[Extracted records]
****************************************
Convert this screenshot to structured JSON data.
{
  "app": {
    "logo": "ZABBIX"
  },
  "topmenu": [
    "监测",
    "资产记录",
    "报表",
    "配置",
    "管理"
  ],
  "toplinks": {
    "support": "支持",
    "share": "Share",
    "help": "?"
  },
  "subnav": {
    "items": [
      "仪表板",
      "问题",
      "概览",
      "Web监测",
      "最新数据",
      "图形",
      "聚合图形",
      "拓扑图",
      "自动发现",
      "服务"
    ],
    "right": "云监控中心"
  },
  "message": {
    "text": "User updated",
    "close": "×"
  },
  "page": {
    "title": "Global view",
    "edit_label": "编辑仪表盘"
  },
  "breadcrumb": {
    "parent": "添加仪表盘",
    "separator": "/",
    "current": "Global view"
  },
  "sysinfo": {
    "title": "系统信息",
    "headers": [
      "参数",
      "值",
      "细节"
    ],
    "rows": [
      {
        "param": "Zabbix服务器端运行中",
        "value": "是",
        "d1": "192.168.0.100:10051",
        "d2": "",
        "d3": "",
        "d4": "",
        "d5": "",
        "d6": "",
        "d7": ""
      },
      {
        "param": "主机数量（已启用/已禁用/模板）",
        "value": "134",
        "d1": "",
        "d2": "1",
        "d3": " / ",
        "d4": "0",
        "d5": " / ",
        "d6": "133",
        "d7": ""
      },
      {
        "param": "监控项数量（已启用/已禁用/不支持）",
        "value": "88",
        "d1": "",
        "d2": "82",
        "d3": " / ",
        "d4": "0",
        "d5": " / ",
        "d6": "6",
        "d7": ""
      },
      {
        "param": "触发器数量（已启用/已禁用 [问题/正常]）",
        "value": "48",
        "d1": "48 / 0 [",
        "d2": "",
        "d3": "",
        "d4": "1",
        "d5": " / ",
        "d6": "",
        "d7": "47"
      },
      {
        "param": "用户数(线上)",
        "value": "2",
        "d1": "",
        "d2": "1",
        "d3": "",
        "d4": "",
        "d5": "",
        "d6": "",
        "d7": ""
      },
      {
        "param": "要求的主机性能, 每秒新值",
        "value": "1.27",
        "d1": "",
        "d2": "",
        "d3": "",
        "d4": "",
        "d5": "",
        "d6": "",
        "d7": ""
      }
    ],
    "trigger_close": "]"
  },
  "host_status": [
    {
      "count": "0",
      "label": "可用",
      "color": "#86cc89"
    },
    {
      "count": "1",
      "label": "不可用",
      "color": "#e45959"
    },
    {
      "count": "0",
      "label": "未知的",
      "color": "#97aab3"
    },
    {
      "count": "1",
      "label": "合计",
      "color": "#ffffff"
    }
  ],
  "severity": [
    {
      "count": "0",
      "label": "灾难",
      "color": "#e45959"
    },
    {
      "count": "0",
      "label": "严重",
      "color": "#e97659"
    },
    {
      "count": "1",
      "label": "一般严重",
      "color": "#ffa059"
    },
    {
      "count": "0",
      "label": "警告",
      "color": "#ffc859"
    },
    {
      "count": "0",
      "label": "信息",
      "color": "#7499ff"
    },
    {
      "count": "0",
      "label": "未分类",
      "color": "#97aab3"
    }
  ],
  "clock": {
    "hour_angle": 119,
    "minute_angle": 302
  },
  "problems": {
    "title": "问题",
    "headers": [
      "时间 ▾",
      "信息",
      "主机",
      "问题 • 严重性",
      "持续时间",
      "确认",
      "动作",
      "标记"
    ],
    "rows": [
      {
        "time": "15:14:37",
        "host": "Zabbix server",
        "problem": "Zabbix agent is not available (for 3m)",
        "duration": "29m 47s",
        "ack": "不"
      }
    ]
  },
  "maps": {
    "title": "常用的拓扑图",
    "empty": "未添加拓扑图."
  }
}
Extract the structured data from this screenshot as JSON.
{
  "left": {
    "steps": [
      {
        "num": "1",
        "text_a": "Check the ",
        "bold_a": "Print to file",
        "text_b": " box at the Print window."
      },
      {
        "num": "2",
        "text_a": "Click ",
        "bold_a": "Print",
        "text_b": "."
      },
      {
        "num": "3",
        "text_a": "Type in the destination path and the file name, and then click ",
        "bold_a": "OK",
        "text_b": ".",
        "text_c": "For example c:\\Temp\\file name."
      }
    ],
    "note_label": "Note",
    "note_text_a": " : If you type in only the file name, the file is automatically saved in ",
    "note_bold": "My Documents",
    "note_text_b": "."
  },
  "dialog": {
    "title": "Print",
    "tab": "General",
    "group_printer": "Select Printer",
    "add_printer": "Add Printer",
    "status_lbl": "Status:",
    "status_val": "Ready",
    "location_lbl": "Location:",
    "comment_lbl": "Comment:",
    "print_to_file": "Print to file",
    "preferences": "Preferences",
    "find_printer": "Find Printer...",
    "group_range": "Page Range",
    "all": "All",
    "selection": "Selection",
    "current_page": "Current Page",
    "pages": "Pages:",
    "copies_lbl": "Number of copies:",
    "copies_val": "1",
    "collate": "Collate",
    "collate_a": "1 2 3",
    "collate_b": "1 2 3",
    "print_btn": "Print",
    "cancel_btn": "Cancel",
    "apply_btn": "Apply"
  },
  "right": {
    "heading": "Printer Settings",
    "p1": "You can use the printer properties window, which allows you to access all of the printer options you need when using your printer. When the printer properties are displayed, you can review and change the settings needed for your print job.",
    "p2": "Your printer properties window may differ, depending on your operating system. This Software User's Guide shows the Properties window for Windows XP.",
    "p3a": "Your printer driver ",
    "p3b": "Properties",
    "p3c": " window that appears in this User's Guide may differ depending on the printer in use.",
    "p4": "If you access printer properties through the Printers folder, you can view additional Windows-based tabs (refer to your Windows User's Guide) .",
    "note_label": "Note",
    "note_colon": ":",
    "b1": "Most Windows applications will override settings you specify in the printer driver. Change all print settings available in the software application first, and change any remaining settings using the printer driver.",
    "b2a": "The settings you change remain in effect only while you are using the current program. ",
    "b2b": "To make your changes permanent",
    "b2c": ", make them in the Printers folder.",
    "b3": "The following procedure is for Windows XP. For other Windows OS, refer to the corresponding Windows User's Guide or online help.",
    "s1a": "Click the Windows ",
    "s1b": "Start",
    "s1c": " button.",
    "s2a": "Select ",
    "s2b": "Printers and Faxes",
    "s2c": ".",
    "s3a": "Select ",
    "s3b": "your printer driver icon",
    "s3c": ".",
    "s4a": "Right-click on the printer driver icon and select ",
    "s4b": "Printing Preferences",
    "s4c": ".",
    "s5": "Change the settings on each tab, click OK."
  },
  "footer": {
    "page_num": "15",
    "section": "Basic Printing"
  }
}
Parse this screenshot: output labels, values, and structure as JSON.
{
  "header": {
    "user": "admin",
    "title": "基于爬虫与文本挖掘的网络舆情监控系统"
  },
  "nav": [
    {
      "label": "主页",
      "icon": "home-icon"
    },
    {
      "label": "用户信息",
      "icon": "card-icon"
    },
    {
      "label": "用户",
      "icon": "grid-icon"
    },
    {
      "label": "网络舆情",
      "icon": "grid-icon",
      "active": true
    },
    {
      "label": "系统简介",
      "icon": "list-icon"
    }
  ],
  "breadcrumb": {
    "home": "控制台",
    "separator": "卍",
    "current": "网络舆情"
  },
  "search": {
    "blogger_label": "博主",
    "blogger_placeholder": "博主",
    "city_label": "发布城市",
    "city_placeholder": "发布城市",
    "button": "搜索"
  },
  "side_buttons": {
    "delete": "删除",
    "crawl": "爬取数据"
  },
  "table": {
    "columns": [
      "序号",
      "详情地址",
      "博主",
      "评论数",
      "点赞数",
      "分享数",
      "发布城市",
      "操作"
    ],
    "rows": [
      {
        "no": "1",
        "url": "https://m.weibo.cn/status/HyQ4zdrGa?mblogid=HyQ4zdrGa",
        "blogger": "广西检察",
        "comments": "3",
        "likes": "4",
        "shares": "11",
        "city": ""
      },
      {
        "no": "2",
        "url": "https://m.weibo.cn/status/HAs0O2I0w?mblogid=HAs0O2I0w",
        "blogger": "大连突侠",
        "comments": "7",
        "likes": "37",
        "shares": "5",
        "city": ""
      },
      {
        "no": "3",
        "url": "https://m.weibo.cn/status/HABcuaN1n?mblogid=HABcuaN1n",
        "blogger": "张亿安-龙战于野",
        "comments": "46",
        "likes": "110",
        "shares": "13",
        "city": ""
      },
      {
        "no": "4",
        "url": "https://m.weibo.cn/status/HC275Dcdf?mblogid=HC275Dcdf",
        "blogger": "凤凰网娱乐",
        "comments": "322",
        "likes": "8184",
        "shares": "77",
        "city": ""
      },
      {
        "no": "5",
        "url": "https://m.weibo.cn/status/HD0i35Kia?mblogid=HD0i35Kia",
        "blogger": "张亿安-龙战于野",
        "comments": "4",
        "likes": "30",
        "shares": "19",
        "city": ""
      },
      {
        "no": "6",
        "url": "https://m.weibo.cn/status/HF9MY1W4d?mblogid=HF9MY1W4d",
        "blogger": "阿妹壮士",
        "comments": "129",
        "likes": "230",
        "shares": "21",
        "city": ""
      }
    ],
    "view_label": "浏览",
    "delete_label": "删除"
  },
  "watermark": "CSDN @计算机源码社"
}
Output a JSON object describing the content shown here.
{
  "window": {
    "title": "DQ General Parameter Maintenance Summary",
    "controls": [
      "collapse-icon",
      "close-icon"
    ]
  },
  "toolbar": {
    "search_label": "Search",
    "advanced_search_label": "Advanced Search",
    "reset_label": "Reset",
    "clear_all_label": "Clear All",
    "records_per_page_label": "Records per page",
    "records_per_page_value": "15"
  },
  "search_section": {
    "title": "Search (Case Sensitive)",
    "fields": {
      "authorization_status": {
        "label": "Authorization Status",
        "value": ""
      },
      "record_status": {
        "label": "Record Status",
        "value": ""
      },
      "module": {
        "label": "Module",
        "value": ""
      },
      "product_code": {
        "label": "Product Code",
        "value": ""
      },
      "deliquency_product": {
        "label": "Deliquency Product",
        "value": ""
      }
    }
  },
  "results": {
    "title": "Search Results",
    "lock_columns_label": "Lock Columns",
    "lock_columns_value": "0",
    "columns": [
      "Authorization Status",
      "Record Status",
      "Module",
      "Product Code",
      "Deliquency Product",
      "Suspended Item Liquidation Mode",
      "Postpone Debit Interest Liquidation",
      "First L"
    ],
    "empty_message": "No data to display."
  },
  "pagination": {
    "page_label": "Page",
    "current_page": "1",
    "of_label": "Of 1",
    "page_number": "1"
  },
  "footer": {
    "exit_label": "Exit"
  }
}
****************************************
▸ Short exercise
Gather each line that holds "Global".

▸ Answer to this task
    "title": "Global view",
    "current": "Global view"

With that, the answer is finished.